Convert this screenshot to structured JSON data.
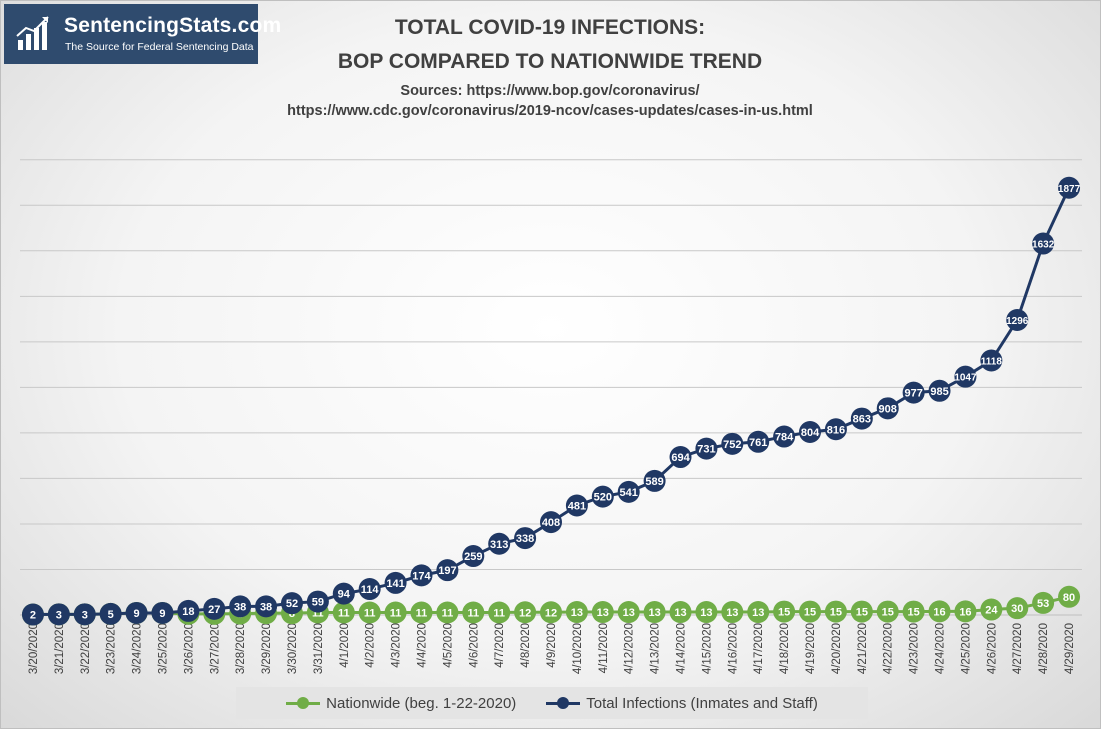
{
  "logo": {
    "name": "SentencingStats.com",
    "tagline": "The Source for Federal Sentencing Data"
  },
  "chart_data": {
    "type": "line",
    "title": "TOTAL COVID-19 INFECTIONS:",
    "subtitle": "BOP COMPARED TO NATIONWIDE TREND",
    "sources": [
      "Sources: https://www.bop.gov/coronavirus/",
      "https://www.cdc.gov/coronavirus/2019-ncov/cases-updates/cases-in-us.html"
    ],
    "categories": [
      "3/20/2020",
      "3/21/2020",
      "3/22/2020",
      "3/23/2020",
      "3/24/2020",
      "3/25/2020",
      "3/26/2020",
      "3/27/2020",
      "3/28/2020",
      "3/29/2020",
      "3/30/2020",
      "3/31/2020",
      "4/1/2020",
      "4/2/2020",
      "4/3/2020",
      "4/4/2020",
      "4/5/2020",
      "4/6/2020",
      "4/7/2020",
      "4/8/2020",
      "4/9/2020",
      "4/10/2020",
      "4/11/2020",
      "4/12/2020",
      "4/13/2020",
      "4/14/2020",
      "4/15/2020",
      "4/16/2020",
      "4/17/2020",
      "4/18/2020",
      "4/19/2020",
      "4/20/2020",
      "4/21/2020",
      "4/22/2020",
      "4/23/2020",
      "4/24/2020",
      "4/25/2020",
      "4/26/2020",
      "4/27/2020",
      "4/28/2020",
      "4/29/2020"
    ],
    "series": [
      {
        "name": "Nationwide (beg. 1-22-2020)",
        "color": "#70ad47",
        "values": [
          2,
          3,
          3,
          5,
          9,
          9,
          5,
          5,
          6,
          8,
          8,
          11,
          11,
          11,
          11,
          11,
          11,
          11,
          11,
          12,
          12,
          13,
          13,
          13,
          13,
          13,
          13,
          13,
          13,
          15,
          15,
          15,
          15,
          15,
          15,
          16,
          16,
          24,
          30,
          53,
          80
        ]
      },
      {
        "name": "Total Infections (Inmates and Staff)",
        "color": "#203864",
        "values": [
          2,
          3,
          3,
          5,
          9,
          9,
          18,
          27,
          38,
          38,
          52,
          59,
          94,
          114,
          141,
          174,
          197,
          259,
          313,
          338,
          408,
          481,
          520,
          541,
          589,
          694,
          731,
          752,
          761,
          784,
          804,
          816,
          863,
          908,
          977,
          985,
          1047,
          1118,
          1296,
          1632,
          1877
        ]
      }
    ],
    "ylim": [
      0,
      2100
    ],
    "grid": true,
    "legend_position": "bottom"
  }
}
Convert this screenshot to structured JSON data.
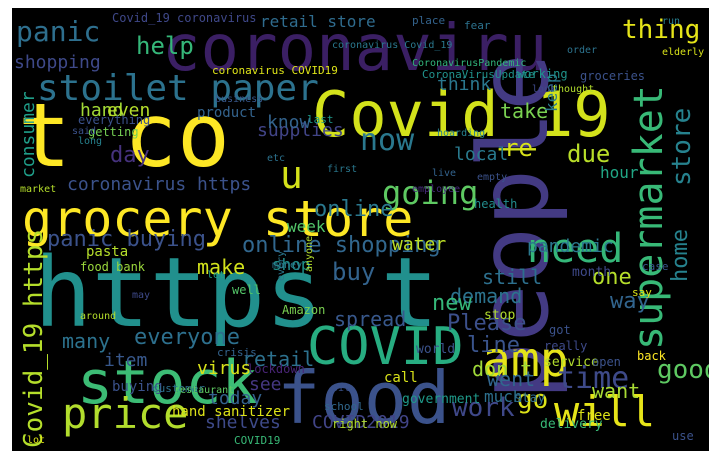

Task requirements =
The entries are to be reproduced exactly, excluding any pictures they contain.

Task solution =
Convert this screenshot to structured JSON data.
{
  "logo": {
    "name": "SentencingStats.com",
    "tagline": "The Source for Federal Sentencing Data"
  },
  "chart_data": {
    "type": "line",
    "title": "TOTAL COVID-19 INFECTIONS:",
    "subtitle": "BOP COMPARED TO NATIONWIDE TREND",
    "sources": [
      "Sources: https://www.bop.gov/coronavirus/",
      "https://www.cdc.gov/coronavirus/2019-ncov/cases-updates/cases-in-us.html"
    ],
    "categories": [
      "3/20/2020",
      "3/21/2020",
      "3/22/2020",
      "3/23/2020",
      "3/24/2020",
      "3/25/2020",
      "3/26/2020",
      "3/27/2020",
      "3/28/2020",
      "3/29/2020",
      "3/30/2020",
      "3/31/2020",
      "4/1/2020",
      "4/2/2020",
      "4/3/2020",
      "4/4/2020",
      "4/5/2020",
      "4/6/2020",
      "4/7/2020",
      "4/8/2020",
      "4/9/2020",
      "4/10/2020",
      "4/11/2020",
      "4/12/2020",
      "4/13/2020",
      "4/14/2020",
      "4/15/2020",
      "4/16/2020",
      "4/17/2020",
      "4/18/2020",
      "4/19/2020",
      "4/20/2020",
      "4/21/2020",
      "4/22/2020",
      "4/23/2020",
      "4/24/2020",
      "4/25/2020",
      "4/26/2020",
      "4/27/2020",
      "4/28/2020",
      "4/29/2020"
    ],
    "series": [
      {
        "name": "Nationwide (beg. 1-22-2020)",
        "color": "#70ad47",
        "values": [
          2,
          3,
          3,
          5,
          9,
          9,
          5,
          5,
          6,
          8,
          8,
          11,
          11,
          11,
          11,
          11,
          11,
          11,
          11,
          12,
          12,
          13,
          13,
          13,
          13,
          13,
          13,
          13,
          13,
          15,
          15,
          15,
          15,
          15,
          15,
          16,
          16,
          24,
          30,
          53,
          80
        ]
      },
      {
        "name": "Total Infections (Inmates and Staff)",
        "color": "#203864",
        "values": [
          2,
          3,
          3,
          5,
          9,
          9,
          18,
          27,
          38,
          38,
          52,
          59,
          94,
          114,
          141,
          174,
          197,
          259,
          313,
          338,
          408,
          481,
          520,
          541,
          589,
          694,
          731,
          752,
          761,
          784,
          804,
          816,
          863,
          908,
          977,
          985,
          1047,
          1118,
          1296,
          1632,
          1877
        ]
      }
    ],
    "ylim": [
      0,
      2100
    ],
    "grid": true,
    "legend_position": "bottom"
  }
}
Convert this screenshot to structured JSON data.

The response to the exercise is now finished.